==== SUPPLIED DATA

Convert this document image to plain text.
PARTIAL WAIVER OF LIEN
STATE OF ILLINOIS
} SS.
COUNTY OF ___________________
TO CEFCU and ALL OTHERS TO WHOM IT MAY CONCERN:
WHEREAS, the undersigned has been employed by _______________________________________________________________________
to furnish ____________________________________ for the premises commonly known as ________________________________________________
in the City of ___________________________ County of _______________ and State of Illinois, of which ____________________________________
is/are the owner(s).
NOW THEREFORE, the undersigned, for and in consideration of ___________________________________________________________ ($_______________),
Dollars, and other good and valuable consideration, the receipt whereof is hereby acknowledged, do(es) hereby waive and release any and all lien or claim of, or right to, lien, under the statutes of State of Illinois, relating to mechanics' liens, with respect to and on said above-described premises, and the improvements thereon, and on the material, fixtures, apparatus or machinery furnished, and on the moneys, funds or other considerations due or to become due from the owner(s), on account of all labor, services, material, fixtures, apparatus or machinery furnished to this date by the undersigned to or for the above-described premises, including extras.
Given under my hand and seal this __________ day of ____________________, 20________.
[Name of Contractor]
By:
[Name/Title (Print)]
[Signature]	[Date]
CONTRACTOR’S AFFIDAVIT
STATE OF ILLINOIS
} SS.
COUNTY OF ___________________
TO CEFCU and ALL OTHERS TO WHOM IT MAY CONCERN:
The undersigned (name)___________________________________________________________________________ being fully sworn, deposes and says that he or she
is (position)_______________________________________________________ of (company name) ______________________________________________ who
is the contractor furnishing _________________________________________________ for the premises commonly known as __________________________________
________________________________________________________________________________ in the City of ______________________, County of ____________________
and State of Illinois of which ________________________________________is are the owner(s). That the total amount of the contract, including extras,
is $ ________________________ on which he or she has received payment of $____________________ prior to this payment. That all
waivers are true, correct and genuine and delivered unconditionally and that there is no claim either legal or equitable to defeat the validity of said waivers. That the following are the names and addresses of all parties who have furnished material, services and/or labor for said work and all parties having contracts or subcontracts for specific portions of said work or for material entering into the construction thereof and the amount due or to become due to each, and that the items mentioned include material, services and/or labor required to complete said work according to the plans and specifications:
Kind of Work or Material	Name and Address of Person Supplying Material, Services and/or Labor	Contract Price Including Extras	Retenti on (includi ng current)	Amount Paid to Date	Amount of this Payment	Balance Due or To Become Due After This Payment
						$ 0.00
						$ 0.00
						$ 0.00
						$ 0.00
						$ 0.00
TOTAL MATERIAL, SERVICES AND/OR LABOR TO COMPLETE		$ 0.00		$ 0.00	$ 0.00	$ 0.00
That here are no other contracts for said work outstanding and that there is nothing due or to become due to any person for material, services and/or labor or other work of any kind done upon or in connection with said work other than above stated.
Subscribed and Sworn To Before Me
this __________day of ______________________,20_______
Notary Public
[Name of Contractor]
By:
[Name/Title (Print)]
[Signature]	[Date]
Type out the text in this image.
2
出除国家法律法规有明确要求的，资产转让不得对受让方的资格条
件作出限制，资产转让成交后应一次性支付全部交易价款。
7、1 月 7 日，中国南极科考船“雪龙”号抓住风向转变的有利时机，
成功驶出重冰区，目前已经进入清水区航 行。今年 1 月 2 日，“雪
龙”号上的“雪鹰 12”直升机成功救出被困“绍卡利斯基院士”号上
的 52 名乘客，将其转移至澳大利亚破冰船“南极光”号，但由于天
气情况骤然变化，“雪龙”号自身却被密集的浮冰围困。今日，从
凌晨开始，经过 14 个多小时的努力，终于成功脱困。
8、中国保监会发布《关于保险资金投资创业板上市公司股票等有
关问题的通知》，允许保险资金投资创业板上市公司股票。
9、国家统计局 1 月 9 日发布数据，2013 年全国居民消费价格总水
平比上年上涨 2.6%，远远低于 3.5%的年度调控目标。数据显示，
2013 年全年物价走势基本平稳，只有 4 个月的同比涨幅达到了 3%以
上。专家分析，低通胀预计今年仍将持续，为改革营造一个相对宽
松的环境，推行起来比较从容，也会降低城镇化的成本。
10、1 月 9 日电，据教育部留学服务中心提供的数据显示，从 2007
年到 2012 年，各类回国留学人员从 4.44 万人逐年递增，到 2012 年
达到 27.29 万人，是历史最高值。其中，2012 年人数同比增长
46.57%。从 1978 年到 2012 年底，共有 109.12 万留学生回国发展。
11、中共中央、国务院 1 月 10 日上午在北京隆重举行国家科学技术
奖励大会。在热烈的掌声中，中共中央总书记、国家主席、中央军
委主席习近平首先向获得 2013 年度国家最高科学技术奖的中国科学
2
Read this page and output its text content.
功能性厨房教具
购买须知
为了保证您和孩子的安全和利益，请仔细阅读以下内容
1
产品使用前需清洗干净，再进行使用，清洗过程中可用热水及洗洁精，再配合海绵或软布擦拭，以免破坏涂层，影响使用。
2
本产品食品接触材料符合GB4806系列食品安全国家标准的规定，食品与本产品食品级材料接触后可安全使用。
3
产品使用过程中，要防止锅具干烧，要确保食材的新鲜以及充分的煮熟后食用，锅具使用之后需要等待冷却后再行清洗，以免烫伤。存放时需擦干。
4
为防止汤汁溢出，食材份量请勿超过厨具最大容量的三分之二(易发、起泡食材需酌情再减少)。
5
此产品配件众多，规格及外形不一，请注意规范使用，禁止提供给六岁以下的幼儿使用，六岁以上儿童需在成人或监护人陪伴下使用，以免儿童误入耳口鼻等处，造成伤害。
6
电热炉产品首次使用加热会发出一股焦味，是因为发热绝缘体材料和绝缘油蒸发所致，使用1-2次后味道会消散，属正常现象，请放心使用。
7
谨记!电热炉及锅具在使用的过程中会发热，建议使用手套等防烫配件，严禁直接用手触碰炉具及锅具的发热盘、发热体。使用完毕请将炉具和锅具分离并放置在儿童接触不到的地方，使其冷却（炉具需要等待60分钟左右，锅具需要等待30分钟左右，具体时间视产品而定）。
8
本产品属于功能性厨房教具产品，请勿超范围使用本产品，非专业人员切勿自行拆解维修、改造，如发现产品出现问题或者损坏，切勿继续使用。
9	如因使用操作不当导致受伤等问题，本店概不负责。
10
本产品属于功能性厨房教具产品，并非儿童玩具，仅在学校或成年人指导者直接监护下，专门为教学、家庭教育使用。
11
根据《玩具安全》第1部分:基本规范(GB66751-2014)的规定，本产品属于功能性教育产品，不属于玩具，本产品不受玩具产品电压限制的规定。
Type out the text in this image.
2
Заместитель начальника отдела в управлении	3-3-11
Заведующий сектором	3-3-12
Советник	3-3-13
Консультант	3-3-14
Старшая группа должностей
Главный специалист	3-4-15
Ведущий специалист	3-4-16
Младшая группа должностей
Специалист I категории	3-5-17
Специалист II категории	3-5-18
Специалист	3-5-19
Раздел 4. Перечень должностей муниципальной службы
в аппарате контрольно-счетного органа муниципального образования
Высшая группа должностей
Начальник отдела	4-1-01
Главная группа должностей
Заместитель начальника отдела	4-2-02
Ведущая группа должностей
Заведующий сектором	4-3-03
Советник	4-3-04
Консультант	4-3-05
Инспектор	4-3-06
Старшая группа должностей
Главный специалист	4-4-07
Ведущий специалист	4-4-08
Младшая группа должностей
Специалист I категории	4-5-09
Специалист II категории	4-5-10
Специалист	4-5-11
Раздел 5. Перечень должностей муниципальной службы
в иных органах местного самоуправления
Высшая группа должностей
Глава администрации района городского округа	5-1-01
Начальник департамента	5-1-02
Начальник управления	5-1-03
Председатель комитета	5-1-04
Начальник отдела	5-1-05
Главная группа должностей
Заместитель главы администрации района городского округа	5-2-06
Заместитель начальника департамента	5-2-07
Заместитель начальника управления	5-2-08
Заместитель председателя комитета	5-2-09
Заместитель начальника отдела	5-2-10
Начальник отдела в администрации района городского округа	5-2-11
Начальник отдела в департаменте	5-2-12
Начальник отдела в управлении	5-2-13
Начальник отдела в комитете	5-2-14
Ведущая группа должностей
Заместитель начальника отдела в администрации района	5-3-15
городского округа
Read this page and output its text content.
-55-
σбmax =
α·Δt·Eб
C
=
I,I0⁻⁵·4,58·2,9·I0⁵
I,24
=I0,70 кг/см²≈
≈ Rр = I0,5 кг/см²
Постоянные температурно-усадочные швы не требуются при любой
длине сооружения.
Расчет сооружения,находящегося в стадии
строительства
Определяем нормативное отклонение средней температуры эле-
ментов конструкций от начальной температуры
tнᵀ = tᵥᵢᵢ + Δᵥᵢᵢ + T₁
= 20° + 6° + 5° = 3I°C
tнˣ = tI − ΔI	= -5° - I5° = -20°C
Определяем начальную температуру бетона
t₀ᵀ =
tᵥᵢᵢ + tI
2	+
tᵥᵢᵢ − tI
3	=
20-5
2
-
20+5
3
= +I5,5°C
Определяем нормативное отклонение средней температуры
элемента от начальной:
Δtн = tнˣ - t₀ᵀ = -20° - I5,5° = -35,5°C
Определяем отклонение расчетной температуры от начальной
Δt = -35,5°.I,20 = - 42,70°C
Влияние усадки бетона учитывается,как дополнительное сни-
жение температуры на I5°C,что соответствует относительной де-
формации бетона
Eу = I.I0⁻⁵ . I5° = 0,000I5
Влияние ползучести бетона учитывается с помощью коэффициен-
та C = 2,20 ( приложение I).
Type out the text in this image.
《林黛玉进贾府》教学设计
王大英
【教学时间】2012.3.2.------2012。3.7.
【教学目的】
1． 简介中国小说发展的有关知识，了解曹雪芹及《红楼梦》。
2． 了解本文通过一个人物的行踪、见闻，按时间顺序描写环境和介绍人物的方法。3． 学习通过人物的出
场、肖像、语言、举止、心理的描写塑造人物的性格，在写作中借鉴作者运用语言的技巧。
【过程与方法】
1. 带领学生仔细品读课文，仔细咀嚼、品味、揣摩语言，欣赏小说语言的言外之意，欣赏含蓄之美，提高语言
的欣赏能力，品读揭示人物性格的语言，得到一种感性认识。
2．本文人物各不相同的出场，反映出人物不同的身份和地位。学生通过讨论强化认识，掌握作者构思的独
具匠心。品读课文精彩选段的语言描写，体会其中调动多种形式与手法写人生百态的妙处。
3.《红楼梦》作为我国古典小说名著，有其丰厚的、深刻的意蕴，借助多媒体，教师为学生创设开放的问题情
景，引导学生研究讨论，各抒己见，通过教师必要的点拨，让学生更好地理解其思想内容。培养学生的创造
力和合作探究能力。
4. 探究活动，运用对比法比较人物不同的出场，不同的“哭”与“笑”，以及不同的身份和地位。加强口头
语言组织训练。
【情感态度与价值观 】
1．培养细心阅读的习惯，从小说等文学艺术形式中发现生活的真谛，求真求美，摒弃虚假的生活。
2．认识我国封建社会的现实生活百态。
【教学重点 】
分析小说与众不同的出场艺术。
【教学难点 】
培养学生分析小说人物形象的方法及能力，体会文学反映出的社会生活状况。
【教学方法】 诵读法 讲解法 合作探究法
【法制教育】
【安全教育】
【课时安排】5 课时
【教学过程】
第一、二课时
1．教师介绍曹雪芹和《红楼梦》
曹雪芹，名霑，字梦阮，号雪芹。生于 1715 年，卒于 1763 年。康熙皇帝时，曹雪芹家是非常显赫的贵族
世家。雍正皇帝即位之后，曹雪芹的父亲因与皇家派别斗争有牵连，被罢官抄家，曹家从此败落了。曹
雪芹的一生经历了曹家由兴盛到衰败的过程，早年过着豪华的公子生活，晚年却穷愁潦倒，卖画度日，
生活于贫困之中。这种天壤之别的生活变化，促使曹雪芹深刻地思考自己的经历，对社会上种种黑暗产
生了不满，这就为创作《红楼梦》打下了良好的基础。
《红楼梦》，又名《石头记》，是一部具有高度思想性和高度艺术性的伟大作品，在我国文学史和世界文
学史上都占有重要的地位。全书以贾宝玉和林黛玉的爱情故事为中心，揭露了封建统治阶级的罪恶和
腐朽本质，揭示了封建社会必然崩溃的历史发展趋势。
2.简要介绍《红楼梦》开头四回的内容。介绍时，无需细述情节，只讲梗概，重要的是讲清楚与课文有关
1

========

▶ [TASK REQUIREMENTS]:
Find the word "начальника" in the records and pull out each line that has it.

▶ [FULL OUTPUT]:
Заместитель начальника отдела в управлении	3-3-11
Заместитель начальника отдела	4-2-02
Заместитель начальника департамента	5-2-07
Заместитель начальника управления	5-2-08
Заместитель начальника отдела	5-2-10
Заместитель начальника отдела в администрации района	5-3-15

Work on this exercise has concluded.